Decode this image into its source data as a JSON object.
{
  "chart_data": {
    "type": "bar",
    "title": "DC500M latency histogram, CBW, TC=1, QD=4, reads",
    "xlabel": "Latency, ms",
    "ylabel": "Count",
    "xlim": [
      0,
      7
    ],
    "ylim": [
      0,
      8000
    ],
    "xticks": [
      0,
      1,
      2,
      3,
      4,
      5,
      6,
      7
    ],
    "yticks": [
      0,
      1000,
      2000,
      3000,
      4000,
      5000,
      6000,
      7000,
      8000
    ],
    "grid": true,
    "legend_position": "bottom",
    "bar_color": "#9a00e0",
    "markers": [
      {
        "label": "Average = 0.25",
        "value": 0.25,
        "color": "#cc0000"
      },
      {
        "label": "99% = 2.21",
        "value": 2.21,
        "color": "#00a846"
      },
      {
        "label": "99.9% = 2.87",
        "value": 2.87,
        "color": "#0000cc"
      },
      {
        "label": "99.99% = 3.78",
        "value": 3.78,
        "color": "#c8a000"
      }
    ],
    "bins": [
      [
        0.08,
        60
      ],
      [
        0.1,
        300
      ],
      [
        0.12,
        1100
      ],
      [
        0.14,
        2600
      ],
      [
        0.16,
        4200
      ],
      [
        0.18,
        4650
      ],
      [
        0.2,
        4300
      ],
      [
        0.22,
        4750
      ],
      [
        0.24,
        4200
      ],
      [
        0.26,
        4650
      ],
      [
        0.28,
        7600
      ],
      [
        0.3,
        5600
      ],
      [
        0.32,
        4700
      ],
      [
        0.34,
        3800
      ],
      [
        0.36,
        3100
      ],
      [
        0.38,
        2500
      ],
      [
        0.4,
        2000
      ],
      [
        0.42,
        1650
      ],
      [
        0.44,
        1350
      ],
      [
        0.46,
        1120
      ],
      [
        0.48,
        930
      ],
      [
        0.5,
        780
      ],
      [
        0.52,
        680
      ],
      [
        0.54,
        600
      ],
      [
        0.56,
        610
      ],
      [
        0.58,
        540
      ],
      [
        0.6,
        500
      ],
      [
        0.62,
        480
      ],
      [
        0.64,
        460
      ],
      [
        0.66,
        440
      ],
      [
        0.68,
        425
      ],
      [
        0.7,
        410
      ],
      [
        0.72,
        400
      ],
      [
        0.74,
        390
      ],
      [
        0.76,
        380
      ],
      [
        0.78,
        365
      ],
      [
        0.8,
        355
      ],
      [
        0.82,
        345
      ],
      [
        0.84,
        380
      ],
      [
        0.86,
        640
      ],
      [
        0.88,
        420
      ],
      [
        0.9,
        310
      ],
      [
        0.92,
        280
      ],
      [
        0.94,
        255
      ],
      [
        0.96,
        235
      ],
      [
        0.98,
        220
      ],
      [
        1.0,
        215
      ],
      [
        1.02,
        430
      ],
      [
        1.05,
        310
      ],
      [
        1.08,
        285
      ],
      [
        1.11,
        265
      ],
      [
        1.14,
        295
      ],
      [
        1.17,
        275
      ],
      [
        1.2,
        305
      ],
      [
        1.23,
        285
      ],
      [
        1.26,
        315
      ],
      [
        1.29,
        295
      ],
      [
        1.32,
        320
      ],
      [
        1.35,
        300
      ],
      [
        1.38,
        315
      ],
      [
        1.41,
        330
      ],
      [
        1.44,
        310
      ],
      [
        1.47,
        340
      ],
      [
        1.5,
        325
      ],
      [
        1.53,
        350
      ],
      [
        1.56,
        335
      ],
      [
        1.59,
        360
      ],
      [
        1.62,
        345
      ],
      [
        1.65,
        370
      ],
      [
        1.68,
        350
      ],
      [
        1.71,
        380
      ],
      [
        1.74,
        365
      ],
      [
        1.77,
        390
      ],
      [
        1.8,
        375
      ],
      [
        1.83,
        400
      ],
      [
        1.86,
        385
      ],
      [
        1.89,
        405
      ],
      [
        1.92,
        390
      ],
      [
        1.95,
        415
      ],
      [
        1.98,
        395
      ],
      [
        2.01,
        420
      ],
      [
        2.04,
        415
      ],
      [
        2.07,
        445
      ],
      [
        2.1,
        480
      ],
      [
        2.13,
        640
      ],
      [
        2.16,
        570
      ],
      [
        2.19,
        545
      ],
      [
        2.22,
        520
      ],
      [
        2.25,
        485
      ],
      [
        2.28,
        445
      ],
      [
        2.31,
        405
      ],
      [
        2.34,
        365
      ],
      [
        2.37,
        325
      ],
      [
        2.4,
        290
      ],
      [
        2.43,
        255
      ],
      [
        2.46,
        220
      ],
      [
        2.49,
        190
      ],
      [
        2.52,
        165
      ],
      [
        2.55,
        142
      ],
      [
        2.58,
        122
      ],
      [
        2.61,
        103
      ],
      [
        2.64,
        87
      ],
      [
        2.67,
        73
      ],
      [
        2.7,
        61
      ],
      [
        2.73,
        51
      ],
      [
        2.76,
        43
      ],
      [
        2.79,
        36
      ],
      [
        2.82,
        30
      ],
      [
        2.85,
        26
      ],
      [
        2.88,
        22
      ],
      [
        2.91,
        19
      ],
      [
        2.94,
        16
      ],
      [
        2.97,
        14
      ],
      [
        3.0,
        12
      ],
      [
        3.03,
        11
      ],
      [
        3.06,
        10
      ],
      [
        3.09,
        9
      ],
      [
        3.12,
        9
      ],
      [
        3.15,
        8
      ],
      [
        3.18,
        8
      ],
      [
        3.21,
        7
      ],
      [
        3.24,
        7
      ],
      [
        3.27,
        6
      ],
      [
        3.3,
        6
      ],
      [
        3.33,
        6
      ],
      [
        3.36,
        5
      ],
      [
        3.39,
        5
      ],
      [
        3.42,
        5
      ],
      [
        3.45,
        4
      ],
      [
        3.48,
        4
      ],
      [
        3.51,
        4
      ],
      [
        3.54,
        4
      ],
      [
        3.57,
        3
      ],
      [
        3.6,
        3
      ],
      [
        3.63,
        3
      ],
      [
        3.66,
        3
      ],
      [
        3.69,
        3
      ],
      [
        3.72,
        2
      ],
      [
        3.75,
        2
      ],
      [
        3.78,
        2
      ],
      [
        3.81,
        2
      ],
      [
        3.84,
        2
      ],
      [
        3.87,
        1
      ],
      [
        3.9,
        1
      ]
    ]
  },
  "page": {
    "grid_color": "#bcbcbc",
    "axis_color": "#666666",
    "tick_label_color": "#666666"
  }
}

────────────────────

**What to do:** In the entries above, count each line with "value"; reply with the total only.

**Response to this task:** 4